O que fazer:
a - Reescreva o trecho do texto sobre branquitude que começa com "Recentemente, fiz um" e termina com "definido na sociedade.", trocando "penteado" por "corte".
b - Escreva o trecho seguinte do texto sobre branquitude, continuando logo depois da última frase.

O Brasileiro e a Branquitude

O Brasileiro e a Branquitude

Recentemente, fiz um penteado afro no meu cabelo.

E foi interessante perceber o impacto causado em algumas pessoas que me veem como um “homem branco”.

Sou um brasileiro que mora em uma cidade com fortes raízes africanas, conterrâneo de Zumbi dos Palmares e tive antepassados africanos.

Apesar da cor da minha pele, não desejo me encaixar nesse padrão chamado “branquitude”.

A reação que um simples penteado provoca pode revelar o quanto a aparência física ainda é usada como um rótulo social.

Muitas pessoas aprendem a associar certos traços, estilos de cabelo ou formas de se vestir a identidades rígidas, como se cada aparência tivesse um lugar definido na sociedade.

No entanto, a história brasileira é feita de misturas, encontros e cruzamentos culturais que não cabem em categorias tão simples.

Dados extraídos:
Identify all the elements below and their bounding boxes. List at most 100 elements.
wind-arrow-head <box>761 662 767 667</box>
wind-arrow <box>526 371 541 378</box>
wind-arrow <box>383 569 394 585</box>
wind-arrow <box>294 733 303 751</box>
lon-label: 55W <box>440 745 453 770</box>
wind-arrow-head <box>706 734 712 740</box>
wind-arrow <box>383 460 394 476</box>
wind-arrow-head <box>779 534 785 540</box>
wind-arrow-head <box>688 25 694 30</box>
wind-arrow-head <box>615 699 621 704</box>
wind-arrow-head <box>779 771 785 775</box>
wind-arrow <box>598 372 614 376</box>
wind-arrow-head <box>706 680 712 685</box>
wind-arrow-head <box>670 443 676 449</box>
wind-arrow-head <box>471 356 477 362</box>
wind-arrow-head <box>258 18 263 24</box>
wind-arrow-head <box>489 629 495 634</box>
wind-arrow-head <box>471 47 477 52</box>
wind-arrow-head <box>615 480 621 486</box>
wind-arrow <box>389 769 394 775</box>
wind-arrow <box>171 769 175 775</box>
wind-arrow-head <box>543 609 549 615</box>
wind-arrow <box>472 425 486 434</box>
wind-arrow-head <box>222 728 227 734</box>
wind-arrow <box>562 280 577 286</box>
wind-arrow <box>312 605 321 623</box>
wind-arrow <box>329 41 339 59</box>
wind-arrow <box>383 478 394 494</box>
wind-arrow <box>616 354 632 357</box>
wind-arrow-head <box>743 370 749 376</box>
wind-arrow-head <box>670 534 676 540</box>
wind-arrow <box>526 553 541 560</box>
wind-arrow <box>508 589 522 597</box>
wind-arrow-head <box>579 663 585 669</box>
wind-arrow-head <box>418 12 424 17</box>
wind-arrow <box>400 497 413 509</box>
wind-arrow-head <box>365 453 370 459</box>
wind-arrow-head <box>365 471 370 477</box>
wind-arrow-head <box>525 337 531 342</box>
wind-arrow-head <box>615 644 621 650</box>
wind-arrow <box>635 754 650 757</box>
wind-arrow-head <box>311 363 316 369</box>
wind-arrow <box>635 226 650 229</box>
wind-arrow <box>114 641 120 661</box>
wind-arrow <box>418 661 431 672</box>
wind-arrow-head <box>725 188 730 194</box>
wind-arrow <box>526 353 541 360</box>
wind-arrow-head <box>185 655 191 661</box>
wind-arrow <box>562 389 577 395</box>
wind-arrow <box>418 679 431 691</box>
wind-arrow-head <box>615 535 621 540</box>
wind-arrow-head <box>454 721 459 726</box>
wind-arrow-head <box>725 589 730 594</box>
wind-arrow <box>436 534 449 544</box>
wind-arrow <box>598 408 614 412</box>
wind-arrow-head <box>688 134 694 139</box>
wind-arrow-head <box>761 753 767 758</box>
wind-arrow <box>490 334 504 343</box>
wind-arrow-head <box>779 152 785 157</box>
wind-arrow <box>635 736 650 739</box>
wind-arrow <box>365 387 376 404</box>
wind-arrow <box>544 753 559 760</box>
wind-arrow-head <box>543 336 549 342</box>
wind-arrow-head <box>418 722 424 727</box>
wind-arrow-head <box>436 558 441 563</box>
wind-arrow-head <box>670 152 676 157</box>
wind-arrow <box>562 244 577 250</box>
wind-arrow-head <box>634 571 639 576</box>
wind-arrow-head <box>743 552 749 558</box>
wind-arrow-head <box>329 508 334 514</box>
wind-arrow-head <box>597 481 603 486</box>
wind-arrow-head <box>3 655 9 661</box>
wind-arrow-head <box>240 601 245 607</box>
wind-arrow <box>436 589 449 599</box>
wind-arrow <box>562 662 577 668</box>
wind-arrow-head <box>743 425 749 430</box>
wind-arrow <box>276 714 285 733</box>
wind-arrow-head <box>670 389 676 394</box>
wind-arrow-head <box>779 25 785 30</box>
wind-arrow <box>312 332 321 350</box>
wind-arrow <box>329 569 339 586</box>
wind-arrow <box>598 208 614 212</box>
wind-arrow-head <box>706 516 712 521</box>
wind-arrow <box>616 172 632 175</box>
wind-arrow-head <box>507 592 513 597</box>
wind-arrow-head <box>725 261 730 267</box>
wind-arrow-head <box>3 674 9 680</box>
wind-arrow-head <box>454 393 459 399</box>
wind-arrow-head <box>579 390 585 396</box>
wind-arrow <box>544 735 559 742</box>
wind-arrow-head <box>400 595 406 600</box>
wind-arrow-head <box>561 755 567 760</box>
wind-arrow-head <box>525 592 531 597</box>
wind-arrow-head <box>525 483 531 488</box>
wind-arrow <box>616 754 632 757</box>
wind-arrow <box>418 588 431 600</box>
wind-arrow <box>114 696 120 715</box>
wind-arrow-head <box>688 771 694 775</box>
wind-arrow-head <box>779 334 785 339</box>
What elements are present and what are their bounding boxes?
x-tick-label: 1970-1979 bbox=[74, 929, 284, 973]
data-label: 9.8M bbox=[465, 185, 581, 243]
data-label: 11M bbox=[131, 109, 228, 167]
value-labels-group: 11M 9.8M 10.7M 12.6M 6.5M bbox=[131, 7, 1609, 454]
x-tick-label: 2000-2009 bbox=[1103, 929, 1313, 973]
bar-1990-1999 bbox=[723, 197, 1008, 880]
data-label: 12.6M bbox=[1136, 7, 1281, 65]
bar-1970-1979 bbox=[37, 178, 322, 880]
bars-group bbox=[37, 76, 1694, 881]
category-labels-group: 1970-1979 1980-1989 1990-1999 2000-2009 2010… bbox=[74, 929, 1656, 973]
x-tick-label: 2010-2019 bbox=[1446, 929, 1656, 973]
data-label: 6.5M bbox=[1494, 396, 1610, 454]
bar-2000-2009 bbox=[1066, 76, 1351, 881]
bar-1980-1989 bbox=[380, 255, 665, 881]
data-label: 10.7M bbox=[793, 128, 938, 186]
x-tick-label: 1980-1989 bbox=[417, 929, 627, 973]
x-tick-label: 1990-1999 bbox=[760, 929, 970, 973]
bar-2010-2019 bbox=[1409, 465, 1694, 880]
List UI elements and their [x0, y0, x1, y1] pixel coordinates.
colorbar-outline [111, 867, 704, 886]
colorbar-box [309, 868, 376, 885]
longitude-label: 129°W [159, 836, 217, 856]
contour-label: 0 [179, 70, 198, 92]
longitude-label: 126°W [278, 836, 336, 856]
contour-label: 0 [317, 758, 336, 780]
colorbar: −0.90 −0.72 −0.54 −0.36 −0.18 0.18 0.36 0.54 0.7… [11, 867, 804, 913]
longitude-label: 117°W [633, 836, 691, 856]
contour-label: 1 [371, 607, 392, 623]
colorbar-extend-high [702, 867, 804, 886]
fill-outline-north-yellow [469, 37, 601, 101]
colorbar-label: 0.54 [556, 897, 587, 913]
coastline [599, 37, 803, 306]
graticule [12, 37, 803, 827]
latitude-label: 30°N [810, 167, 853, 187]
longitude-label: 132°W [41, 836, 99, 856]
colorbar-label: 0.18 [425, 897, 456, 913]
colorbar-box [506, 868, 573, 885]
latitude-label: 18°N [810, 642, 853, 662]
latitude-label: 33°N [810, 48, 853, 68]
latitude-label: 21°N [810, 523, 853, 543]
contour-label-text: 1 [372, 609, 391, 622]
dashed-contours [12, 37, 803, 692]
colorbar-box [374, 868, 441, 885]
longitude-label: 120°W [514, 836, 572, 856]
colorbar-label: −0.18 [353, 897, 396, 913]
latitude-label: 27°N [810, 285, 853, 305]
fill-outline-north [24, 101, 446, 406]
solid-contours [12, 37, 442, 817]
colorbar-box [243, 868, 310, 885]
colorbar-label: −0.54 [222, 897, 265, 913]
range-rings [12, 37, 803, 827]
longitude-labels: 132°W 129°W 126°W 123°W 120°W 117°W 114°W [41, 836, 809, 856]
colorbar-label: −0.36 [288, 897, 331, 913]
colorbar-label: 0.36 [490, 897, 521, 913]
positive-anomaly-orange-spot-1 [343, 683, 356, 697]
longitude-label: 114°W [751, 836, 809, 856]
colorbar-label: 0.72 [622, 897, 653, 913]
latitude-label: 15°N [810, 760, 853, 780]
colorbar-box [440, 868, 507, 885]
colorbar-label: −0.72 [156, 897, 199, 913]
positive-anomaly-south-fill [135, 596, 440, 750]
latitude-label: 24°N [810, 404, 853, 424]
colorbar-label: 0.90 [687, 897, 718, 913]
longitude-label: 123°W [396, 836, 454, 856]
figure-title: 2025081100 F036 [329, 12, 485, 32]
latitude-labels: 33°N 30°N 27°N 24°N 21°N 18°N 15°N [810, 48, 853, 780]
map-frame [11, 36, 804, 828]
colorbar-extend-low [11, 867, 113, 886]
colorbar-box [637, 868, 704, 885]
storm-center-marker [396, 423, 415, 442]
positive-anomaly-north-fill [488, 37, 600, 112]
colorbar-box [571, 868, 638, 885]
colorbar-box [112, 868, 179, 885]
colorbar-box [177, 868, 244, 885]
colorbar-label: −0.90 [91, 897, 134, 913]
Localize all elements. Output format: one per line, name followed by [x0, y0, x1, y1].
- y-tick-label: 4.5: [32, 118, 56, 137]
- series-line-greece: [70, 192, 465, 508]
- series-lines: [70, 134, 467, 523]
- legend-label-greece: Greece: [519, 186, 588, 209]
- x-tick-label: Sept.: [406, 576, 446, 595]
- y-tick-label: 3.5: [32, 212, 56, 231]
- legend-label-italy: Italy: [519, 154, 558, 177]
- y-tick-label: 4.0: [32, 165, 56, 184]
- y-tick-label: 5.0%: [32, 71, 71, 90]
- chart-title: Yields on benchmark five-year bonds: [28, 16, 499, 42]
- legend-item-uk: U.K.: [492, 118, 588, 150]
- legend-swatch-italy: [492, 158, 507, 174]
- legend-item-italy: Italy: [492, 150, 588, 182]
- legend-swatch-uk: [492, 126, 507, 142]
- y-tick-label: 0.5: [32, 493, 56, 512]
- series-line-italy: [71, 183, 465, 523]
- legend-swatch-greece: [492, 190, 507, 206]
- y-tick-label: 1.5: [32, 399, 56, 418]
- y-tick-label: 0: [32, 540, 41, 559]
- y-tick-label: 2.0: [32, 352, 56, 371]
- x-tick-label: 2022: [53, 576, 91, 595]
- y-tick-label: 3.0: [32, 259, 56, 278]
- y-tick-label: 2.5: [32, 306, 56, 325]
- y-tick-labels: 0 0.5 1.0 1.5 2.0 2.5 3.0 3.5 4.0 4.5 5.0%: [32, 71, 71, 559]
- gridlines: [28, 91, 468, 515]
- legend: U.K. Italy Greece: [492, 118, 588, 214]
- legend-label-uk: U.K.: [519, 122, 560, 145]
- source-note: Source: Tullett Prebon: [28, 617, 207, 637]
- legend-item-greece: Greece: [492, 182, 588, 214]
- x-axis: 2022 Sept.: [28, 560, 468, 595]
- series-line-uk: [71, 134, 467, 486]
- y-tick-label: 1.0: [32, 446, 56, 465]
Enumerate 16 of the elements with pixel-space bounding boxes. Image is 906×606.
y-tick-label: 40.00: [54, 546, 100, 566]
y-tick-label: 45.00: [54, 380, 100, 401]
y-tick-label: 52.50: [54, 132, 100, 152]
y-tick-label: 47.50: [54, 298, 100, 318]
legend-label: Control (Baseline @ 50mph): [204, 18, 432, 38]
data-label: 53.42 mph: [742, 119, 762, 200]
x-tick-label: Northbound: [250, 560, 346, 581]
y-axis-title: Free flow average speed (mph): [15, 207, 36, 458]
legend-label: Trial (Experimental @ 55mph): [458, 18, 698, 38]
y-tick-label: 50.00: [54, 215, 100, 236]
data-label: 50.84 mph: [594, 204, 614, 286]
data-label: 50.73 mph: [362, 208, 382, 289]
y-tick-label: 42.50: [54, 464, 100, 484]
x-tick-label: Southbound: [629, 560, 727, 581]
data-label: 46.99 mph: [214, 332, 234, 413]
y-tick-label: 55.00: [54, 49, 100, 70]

Respostas em ordem:
a -
Recentemente, fiz um corte afro no meu cabelo.

E foi interessante perceber o impacto causado em algumas pessoas que me veem como um “homem branco”.

Sou um brasileiro que mora em uma cidade com fortes raízes africanas, conterrâneo de Zumbi dos Palmares e tive antepassados africanos.

Apesar da cor da minha pele, não desejo me encaixar nesse padrão chamado “branquitude”.

A reação que um simples corte provoca pode revelar o quanto a aparência física ainda é usada como um rótulo social.

Muitas pessoas aprendem a associar certos traços, estilos de cabelo ou formas de se vestir a identidades rígidas, como se cada aparência tivesse um lugar definido na sociedade.

b -
Quando alguém se surpreende com um penteado afro em quem considera “branco”, talvez esteja apenas diante de um espelho da própria complexidade do Brasil.

Nossa aparência pode sugerir algo à primeira vista, mas ela nunca conta toda a história de quem somos.

O corpo, o cabelo e o modo de se apresentar também podem ser formas de lembrar e honrar raízes que a sociedade muitas vezes tenta simplificar ou esquecer.

Nesse sentido, a aparência deixa de ser apenas estética e passa a ser também uma expressão de memória, pertencimento e consciência.